> _Défi a_
Dans la liste, remplacez "legend-label" par "étiquette-légende" dans les lignes allant du début de la liste jusqu'à celle qui contient "y-tick-label: 100 xyxy=(52,9,83,23)", incluse. Reproduisez ces lignes sans aucune autre modification.

> _Extrait du texte_
++++++++
La juridiction écarte les causes exogènes alléguées. L’hygiène des silos n’est pas démontrée déficiente au regard des pratiques constantes et des contrôles vétérinaires. Une origine hydrique ou environnementale n’expliquerait pas l’atteinte sélective des animaux à l’engraissement. La cour en tire la formule décisive: « Dès lors, ces différents éléments constituent des présomptions graves, précises et concordantes […] ». La référence textuelle est classique, mais efficace ici, tant le faisceau réunit analyses, symptômes, chronologie des troubles et disparition des désordres après changement d’aliment.

B. La mise en œuvre de l’article 1219 pour écarter la demande en paiement

Établie la non‑conformité, l’exception d’inexécution s’impose pour des factures concomitantes aux troubles. La cour rappelle la règle selon laquelle « une partie peut refuser son exécution, alors même que celle‑ci est exigible, si l’autre n’exécute pas la sienne ». Appliquant cette exigence de gravité, elle constate l’ampleur des effets sur l’élevage et conclut que l’acheteur « pouvait donc régulièrement se prévaloir de l’exception d’inexécution » pour les échéances d’octobre et novembre 2018. La demande en paiement, jointe aux agios conventionnels, est dès lors évincée.

La démarche privilégie la cohérence fonctionnelle du contrat de vente d’aliments. La charge probatoire est calibrée sur la plausibilité scientifique et la constance clinique plutôt que sur une certitude analytique impossible à atteindre a posteriori. La cour refuse ainsi de faire dépendre le droit d’exception d’un standard probatoire inatteignable en contexte agroalimentaire.
++++++++
> _Défi b_
Recopiez fidèlement le passage de l'extrait juridique compris entre "B. La mise en" et "dès lors évincée.", bornes incluses.

Entrées d'un jeu de données
++++++++
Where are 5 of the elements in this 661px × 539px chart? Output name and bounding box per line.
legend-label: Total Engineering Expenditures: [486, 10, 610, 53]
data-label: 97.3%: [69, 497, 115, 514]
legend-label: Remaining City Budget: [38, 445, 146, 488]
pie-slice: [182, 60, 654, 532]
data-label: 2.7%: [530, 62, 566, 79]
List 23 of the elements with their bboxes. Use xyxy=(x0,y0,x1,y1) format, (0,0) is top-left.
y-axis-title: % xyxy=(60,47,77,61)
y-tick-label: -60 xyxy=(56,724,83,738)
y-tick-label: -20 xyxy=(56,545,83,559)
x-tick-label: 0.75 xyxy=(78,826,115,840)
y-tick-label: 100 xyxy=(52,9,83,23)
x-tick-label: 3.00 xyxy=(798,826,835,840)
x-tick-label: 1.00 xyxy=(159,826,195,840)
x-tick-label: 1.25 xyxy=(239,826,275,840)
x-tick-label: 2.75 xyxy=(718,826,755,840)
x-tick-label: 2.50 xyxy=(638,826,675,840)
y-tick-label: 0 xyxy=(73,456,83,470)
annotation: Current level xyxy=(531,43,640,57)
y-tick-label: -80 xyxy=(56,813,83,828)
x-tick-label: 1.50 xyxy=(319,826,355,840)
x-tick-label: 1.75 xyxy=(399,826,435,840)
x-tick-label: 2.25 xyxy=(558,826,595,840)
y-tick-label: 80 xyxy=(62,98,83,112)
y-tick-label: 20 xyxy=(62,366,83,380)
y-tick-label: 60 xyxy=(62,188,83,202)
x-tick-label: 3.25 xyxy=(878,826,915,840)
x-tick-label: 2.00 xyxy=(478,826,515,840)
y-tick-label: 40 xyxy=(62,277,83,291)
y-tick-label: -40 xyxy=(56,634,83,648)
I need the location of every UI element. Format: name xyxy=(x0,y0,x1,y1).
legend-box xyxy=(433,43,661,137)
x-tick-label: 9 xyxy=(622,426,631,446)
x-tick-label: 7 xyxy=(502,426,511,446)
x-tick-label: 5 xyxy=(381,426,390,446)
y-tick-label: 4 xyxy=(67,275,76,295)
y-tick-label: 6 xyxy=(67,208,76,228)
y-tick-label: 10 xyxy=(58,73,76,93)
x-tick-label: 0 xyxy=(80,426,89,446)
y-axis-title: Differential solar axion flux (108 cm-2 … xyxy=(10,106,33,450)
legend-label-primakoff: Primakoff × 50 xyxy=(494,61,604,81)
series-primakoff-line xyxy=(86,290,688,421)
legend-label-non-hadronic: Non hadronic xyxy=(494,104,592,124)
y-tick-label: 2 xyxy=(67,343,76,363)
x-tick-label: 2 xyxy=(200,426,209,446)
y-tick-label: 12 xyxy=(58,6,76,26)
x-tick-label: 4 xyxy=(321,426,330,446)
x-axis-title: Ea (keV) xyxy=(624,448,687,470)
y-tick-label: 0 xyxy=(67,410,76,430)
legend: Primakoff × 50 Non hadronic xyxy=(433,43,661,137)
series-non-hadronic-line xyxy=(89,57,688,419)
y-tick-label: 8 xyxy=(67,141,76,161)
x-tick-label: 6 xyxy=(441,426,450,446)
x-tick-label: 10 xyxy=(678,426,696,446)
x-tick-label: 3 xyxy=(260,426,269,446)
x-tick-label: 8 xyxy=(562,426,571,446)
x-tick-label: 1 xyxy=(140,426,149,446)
++++++++
> _Réponse attendue a_
Where are 5 of the elements in this 661px × 539px chart? Output name and bounding box per line.
étiquette-légende: Total Engineering Expenditures: [486, 10, 610, 53]
data-label: 97.3%: [69, 497, 115, 514]
étiquette-légende: Remaining City Budget: [38, 445, 146, 488]
pie-slice: [182, 60, 654, 532]
data-label: 2.7%: [530, 62, 566, 79]
List 23 of the elements with their bboxes. Use xyxy=(x0,y0,x1,y1) format, (0,0) is top-left.
y-axis-title: % xyxy=(60,47,77,61)
y-tick-label: -60 xyxy=(56,724,83,738)
y-tick-label: -20 xyxy=(56,545,83,559)
x-tick-label: 0.75 xyxy=(78,826,115,840)
y-tick-label: 100 xyxy=(52,9,83,23)

> _Réponse attendue b_
B. La mise en œuvre de l’article 1219 pour écarter la demande en paiement

Établie la non‑conformité, l’exception d’inexécution s’impose pour des factures concomitantes aux troubles. La cour rappelle la règle selon laquelle « une partie peut refuser son exécution, alors même que celle‑ci est exigible, si l’autre n’exécute pas la sienne ». Appliquant cette exigence de gravité, elle constate l’ampleur des effets sur l’élevage et conclut que l’acheteur « pouvait donc régulièrement se prévaloir de l’exception d’inexécution » pour les échéances d’octobre et novembre 2018. La demande en paiement, jointe aux agios conventionnels, est dès lors évincée.